YOUR GOAL ▸
Omit the images, then output each of the records below exactly.
**** MATERIAL SHOWN ****
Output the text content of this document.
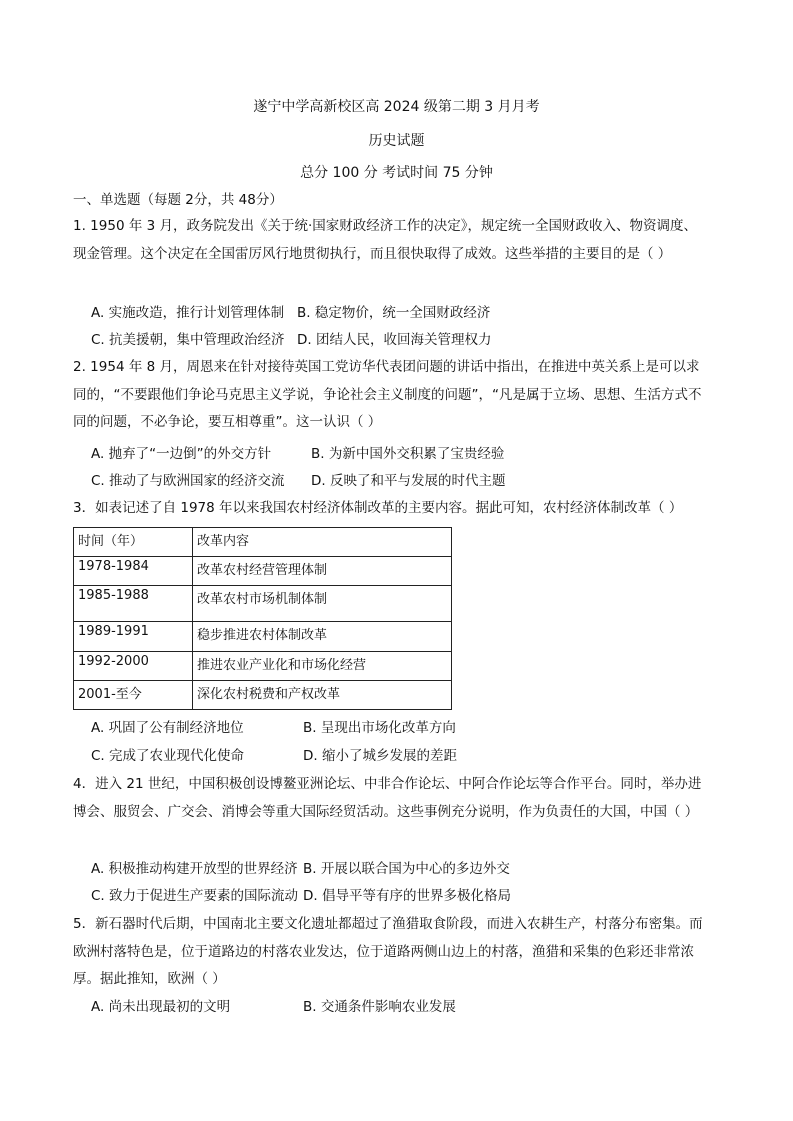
遂宁中学高新校区高 2024 级第二期 3 月月考
历史试题
总分 100 分 考试时间 75 分钟
一、单选题（每题 2分，共 48分）
1. 1950 年 3 月，政务院发出《关于统·国家财政经济工作的决定》，规定统一全国财政收入、物资调度、现金管理。这个决定在全国雷厉风行地贯彻执行，而且很快取得了成效。这些举措的主要目的是（ ）
A. 实施改造，推行计划管理体制 B. 稳定物价，统一全国财政经济
C. 抗美援朝，集中管理政治经济 D. 团结人民，收回海关管理权力
2. 1954 年 8 月，周恩来在针对接待英国工党访华代表团问题的讲话中指出，在推进中英关系上是可以求同的，“不要跟他们争论马克思主义学说，争论社会主义制度的问题”，“凡是属于立场、思想、生活方式不同的问题，不必争论，要互相尊重”。这一认识（ ）
A. 抛弃了“一边倒”的外交方针	B. 为新中国外交积累了宝贵经验
C. 推动了与欧洲国家的经济交流 D. 反映了和平与发展的时代主题
3．如表记述了自 1978 年以来我国农村经济体制改革的主要内容。据此可知，农村经济体制改革（ ）
时间（年）	改革内容
1978-1984	改革农村经营管理体制
1985-1988	改革农村市场机制体制
1989-1991	稳步推进农村体制改革
1992-2000	推进农业产业化和市场化经营
2001-至今	深化农村税费和产权改革
A. 巩固了公有制经济地位	B. 呈现出市场化改革方向
C. 完成了农业现代化使命	D. 缩小了城乡发展的差距
4．进入 21 世纪，中国积极创设博鳌亚洲论坛、中非合作论坛、中阿合作论坛等合作平台。同时，举办进博会、服贸会、广交会、消博会等重大国际经贸活动。这些事例充分说明，作为负责任的大国，中国（ ）
A. 积极推动构建开放型的世界经济 B. 开展以联合国为中心的多边外交
C. 致力于促进生产要素的国际流动 D. 倡导平等有序的世界多极化格局
5．新石器时代后期，中国南北主要文化遗址都超过了渔猎取食阶段，而进入农耕生产，村落分布密集。而欧洲村落特色是，位于道路边的村落农业发达，位于道路两侧山边上的村落，渔猎和采集的色彩还非常浓厚。据此推知，欧洲（ ）
A. 尚未出现最初的文明	B. 交通条件影响农业发展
****
RESPONSE TO THIS TASK ▸
Output the text content of this document.
遂宁中学高新校区高 2024 级第二期 3 月月考
历史试题
总分 100 分 考试时间 75 分钟
一、单选题（每题 2分，共 48分）
1. 1950 年 3 月，政务院发出《关于统·国家财政经济工作的决定》，规定统一全国财政收入、物资调度、现金管理。这个决定在全国雷厉风行地贯彻执行，而且很快取得了成效。这些举措的主要目的是（ ）
A. 实施改造，推行计划管理体制 B. 稳定物价，统一全国财政经济
C. 抗美援朝，集中管理政治经济 D. 团结人民，收回海关管理权力
2. 1954 年 8 月，周恩来在针对接待英国工党访华代表团问题的讲话中指出，在推进中英关系上是可以求同的，“不要跟他们争论马克思主义学说，争论社会主义制度的问题”，“凡是属于立场、思想、生活方式不同的问题，不必争论，要互相尊重”。这一认识（ ）
A. 抛弃了“一边倒”的外交方针	B. 为新中国外交积累了宝贵经验
C. 推动了与欧洲国家的经济交流 D. 反映了和平与发展的时代主题
3．如表记述了自 1978 年以来我国农村经济体制改革的主要内容。据此可知，农村经济体制改革（ ）
时间（年）	改革内容
1978-1984	改革农村经营管理体制
1985-1988	改革农村市场机制体制
1989-1991	稳步推进农村体制改革
1992-2000	推进农业产业化和市场化经营
2001-至今	深化农村税费和产权改革
A. 巩固了公有制经济地位	B. 呈现出市场化改革方向
C. 完成了农业现代化使命	D. 缩小了城乡发展的差距
4．进入 21 世纪，中国积极创设博鳌亚洲论坛、中非合作论坛、中阿合作论坛等合作平台。同时，举办进博会、服贸会、广交会、消博会等重大国际经贸活动。这些事例充分说明，作为负责任的大国，中国（ ）
A. 积极推动构建开放型的世界经济 B. 开展以联合国为中心的多边外交
C. 致力于促进生产要素的国际流动 D. 倡导平等有序的世界多极化格局
5．新石器时代后期，中国南北主要文化遗址都超过了渔猎取食阶段，而进入农耕生产，村落分布密集。而欧洲村落特色是，位于道路边的村落农业发达，位于道路两侧山边上的村落，渔猎和采集的色彩还非常浓厚。据此推知，欧洲（ ）
A. 尚未出现最初的文明	B. 交通条件影响农业发展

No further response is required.